** REQUEST **
Return the records, each one exactly as written.
— START RAW DATA —
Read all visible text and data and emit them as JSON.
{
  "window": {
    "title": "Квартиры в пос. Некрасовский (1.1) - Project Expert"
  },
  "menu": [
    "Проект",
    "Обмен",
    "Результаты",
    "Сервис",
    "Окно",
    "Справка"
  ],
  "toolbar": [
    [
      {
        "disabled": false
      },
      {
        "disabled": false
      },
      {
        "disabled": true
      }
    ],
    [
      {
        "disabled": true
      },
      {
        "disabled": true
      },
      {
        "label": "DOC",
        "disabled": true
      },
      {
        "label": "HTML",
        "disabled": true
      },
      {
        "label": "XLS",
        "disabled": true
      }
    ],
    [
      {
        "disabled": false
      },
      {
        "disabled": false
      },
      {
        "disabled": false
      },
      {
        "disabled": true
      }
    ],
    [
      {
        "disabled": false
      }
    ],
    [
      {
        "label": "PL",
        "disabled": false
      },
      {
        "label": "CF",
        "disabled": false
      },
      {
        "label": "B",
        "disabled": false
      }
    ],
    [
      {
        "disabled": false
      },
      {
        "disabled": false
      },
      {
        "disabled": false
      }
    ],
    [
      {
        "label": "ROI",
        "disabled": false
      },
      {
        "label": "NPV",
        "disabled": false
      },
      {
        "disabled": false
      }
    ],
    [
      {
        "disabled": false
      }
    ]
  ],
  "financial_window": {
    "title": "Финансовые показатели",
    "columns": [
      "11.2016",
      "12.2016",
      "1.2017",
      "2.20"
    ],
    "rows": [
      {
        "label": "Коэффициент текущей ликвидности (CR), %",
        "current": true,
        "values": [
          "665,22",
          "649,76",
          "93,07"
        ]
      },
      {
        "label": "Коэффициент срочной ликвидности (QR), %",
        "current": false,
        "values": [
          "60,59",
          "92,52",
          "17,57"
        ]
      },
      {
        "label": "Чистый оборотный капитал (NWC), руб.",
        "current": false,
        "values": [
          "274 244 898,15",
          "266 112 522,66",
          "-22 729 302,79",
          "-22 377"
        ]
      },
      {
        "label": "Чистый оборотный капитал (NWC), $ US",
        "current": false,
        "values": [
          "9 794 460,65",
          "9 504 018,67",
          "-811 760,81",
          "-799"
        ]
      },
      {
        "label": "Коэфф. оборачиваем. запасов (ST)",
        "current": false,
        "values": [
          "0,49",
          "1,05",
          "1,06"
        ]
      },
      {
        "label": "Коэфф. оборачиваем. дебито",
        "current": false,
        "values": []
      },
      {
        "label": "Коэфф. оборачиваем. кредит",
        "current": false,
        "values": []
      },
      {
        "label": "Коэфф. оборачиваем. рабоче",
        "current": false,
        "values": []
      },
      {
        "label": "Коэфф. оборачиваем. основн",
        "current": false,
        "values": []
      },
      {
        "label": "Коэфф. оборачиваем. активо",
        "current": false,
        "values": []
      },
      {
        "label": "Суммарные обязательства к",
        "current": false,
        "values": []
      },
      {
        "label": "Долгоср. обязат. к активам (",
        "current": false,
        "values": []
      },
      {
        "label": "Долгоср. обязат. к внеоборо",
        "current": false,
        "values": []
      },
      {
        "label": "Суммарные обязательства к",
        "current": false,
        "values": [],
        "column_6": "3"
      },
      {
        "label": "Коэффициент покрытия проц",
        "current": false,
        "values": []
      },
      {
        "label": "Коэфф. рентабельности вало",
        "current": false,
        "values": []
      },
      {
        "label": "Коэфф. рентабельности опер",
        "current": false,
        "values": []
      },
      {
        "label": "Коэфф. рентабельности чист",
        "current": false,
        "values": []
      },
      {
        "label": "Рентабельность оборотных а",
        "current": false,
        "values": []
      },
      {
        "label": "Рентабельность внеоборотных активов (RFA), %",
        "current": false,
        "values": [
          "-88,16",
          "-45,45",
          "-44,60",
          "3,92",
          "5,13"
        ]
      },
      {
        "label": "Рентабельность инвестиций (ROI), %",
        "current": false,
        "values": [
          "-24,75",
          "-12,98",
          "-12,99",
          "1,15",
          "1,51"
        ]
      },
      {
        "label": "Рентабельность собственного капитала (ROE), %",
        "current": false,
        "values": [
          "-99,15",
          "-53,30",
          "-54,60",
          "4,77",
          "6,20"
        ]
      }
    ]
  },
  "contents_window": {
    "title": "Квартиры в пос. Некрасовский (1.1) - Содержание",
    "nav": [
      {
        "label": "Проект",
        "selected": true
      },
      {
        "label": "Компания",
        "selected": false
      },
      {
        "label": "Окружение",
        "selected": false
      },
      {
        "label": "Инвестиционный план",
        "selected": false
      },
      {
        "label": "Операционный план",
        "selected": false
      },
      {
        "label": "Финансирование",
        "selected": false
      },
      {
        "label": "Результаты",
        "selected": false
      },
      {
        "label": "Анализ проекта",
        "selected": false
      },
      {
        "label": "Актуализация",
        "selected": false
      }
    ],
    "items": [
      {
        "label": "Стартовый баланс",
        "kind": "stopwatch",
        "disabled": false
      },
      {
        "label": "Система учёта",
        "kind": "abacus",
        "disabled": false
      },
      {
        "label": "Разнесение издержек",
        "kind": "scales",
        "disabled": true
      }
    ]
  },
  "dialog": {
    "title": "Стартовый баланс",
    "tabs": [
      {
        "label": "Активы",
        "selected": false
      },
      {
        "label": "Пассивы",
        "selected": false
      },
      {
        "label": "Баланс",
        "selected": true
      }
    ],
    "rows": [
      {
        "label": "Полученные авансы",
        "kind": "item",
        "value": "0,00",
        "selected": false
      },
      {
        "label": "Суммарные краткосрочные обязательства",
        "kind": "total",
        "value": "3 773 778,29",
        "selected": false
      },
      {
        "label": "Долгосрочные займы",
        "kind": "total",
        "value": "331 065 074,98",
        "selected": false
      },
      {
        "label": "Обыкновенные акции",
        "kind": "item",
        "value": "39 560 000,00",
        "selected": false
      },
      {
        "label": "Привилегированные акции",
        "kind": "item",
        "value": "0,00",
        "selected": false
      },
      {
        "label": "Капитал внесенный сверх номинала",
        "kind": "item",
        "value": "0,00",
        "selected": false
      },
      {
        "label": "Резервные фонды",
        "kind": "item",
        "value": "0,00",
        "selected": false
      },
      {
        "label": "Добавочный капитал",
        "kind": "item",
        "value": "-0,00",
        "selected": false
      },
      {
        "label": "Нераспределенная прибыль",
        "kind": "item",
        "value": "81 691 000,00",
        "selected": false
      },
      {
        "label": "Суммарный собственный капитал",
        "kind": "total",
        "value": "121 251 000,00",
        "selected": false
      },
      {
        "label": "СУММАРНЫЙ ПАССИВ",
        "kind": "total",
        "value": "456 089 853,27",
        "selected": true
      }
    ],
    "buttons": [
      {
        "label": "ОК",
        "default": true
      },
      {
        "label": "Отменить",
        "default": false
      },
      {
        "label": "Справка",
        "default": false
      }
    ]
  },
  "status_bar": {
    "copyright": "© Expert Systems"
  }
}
— END RAW DATA —
** CORRECT RESULT **
Read all visible text and data and emit them as JSON.
{
  "window": {
    "title": "Квартиры в пос. Некрасовский (1.1) - Project Expert"
  },
  "menu": [
    "Проект",
    "Обмен",
    "Результаты",
    "Сервис",
    "Окно",
    "Справка"
  ],
  "toolbar": [
    [
      {
        "disabled": false
      },
      {
        "disabled": false
      },
      {
        "disabled": true
      }
    ],
    [
      {
        "disabled": true
      },
      {
        "disabled": true
      },
      {
        "label": "DOC",
        "disabled": true
      },
      {
        "label": "HTML",
        "disabled": true
      },
      {
        "label": "XLS",
        "disabled": true
      }
    ],
    [
      {
        "disabled": false
      },
      {
        "disabled": false
      },
      {
        "disabled": false
      },
      {
        "disabled": true
      }
    ],
    [
      {
        "disabled": false
      }
    ],
    [
      {
        "label": "PL",
        "disabled": false
      },
      {
        "label": "CF",
        "disabled": false
      },
      {
        "label": "B",
        "disabled": false
      }
    ],
    [
      {
        "disabled": false
      },
      {
        "disabled": false
      },
      {
        "disabled": false
      }
    ],
    [
      {
        "label": "ROI",
        "disabled": false
      },
      {
        "label": "NPV",
        "disabled": false
      },
      {
        "disabled": false
      }
    ],
    [
      {
        "disabled": false
      }
    ]
  ],
  "financial_window": {
    "title": "Финансовые показатели",
    "columns": [
      "11.2016",
      "12.2016",
      "1.2017",
      "2.20"
    ],
    "rows": [
      {
        "label": "Коэффициент текущей ликвидности (CR), %",
        "current": true,
        "values": [
          "665,22",
          "649,76",
          "93,07"
        ]
      },
      {
        "label": "Коэффициент срочной ликвидности (QR), %",
        "current": false,
        "values": [
          "60,59",
          "92,52",
          "17,57"
        ]
      },
      {
        "label": "Чистый оборотный капитал (NWC), руб.",
        "current": false,
        "values": [
          "274 244 898,15",
          "266 112 522,66",
          "-22 729 302,79",
          "-22 377"
        ]
      },
      {
        "label": "Чистый оборотный капитал (NWC), $ US",
        "current": false,
        "values": [
          "9 794 460,65",
          "9 504 018,67",
          "-811 760,81",
          "-799"
        ]
      },
      {
        "label": "Коэфф. оборачиваем. запасов (ST)",
        "current": false,
        "values": [
          "0,49",
          "1,05",
          "1,06"
        ]
      },
      {
        "label": "Коэфф. оборачиваем. дебито",
        "current": false,
        "values": []
      },
      {
        "label": "Коэфф. оборачиваем. кредит",
        "current": false,
        "values": []
      },
      {
        "label": "Коэфф. оборачиваем. рабоче",
        "current": false,
        "values": []
      },
      {
        "label": "Коэфф. оборачиваем. основн",
        "current": false,
        "values": []
      },
      {
        "label": "Коэфф. оборачиваем. активо",
        "current": false,
        "values": []
      },
      {
        "label": "Суммарные обязательства к",
        "current": false,
        "values": []
      },
      {
        "label": "Долгоср. обязат. к активам (",
        "current": false,
        "values": []
      },
      {
        "label": "Долгоср. обязат. к внеоборо",
        "current": false,
        "values": []
      },
      {
        "label": "Суммарные обязательства к",
        "current": false,
        "values": [],
        "column_6": "3"
      },
      {
        "label": "Коэффициент покрытия проц",
        "current": false,
        "values": []
      },
      {
        "label": "Коэфф. рентабельности вало",
        "current": false,
        "values": []
      },
      {
        "label": "Коэфф. рентабельности опер",
        "current": false,
        "values": []
      },
      {
        "label": "Коэфф. рентабельности чист",
        "current": false,
        "values": []
      },
      {
        "label": "Рентабельность оборотных а",
        "current": false,
        "values": []
      },
      {
        "label": "Рентабельность внеоборотных активов (RFA), %",
        "current": false,
        "values": [
          "-88,16",
          "-45,45",
          "-44,60",
          "3,92",
          "5,13"
        ]
      },
      {
        "label": "Рентабельность инвестиций (ROI), %",
        "current": false,
        "values": [
          "-24,75",
          "-12,98",
          "-12,99",
          "1,15",
          "1,51"
        ]
      },
      {
        "label": "Рентабельность собственного капитала (ROE), %",
        "current": false,
        "values": [
          "-99,15",
          "-53,30",
          "-54,60",
          "4,77",
          "6,20"
        ]
      }
    ]
  },
  "contents_window": {
    "title": "Квартиры в пос. Некрасовский (1.1) - Содержание",
    "nav": [
      {
        "label": "Проект",
        "selected": true
      },
      {
        "label": "Компания",
        "selected": false
      },
      {
        "label": "Окружение",
        "selected": false
      },
      {
        "label": "Инвестиционный план",
        "selected": false
      },
      {
        "label": "Операционный план",
        "selected": false
      },
      {
        "label": "Финансирование",
        "selected": false
      },
      {
        "label": "Результаты",
        "selected": false
      },
      {
        "label": "Анализ проекта",
        "selected": false
      },
      {
        "label": "Актуализация",
        "selected": false
      }
    ],
    "items": [
      {
        "label": "Стартовый баланс",
        "kind": "stopwatch",
        "disabled": false
      },
      {
        "label": "Система учёта",
        "kind": "abacus",
        "disabled": false
      },
      {
        "label": "Разнесение издержек",
        "kind": "scales",
        "disabled": true
      }
    ]
  },
  "dialog": {
    "title": "Стартовый баланс",
    "tabs": [
      {
        "label": "Активы",
        "selected": false
      },
      {
        "label": "Пассивы",
        "selected": false
      },
      {
        "label": "Баланс",
        "selected": true
      }
    ],
    "rows": [
      {
        "label": "Полученные авансы",
        "kind": "item",
        "value": "0,00",
        "selected": false
      },
      {
        "label": "Суммарные краткосрочные обязательства",
        "kind": "total",
        "value": "3 773 778,29",
        "selected": false
      },
      {
        "label": "Долгосрочные займы",
        "kind": "total",
        "value": "331 065 074,98",
        "selected": false
      },
      {
        "label": "Обыкновенные акции",
        "kind": "item",
        "value": "39 560 000,00",
        "selected": false
      },
      {
        "label": "Привилегированные акции",
        "kind": "item",
        "value": "0,00",
        "selected": false
      },
      {
        "label": "Капитал внесенный сверх номинала",
        "kind": "item",
        "value": "0,00",
        "selected": false
      },
      {
        "label": "Резервные фонды",
        "kind": "item",
        "value": "0,00",
        "selected": false
      },
      {
        "label": "Добавочный капитал",
        "kind": "item",
        "value": "-0,00",
        "selected": false
      },
      {
        "label": "Нераспределенная прибыль",
        "kind": "item",
        "value": "81 691 000,00",
        "selected": false
      },
      {
        "label": "Суммарный собственный капитал",
        "kind": "total",
        "value": "121 251 000,00",
        "selected": false
      },
      {
        "label": "СУММАРНЫЙ ПАССИВ",
        "kind": "total",
        "value": "456 089 853,27",
        "selected": true
      }
    ],
    "buttons": [
      {
        "label": "ОК",
        "default": true
      },
      {
        "label": "Отменить",
        "default": false
      },
      {
        "label": "Справка",
        "default": false
      }
    ]
  },
  "status_bar": {
    "copyright": "© Expert Systems"
  }
}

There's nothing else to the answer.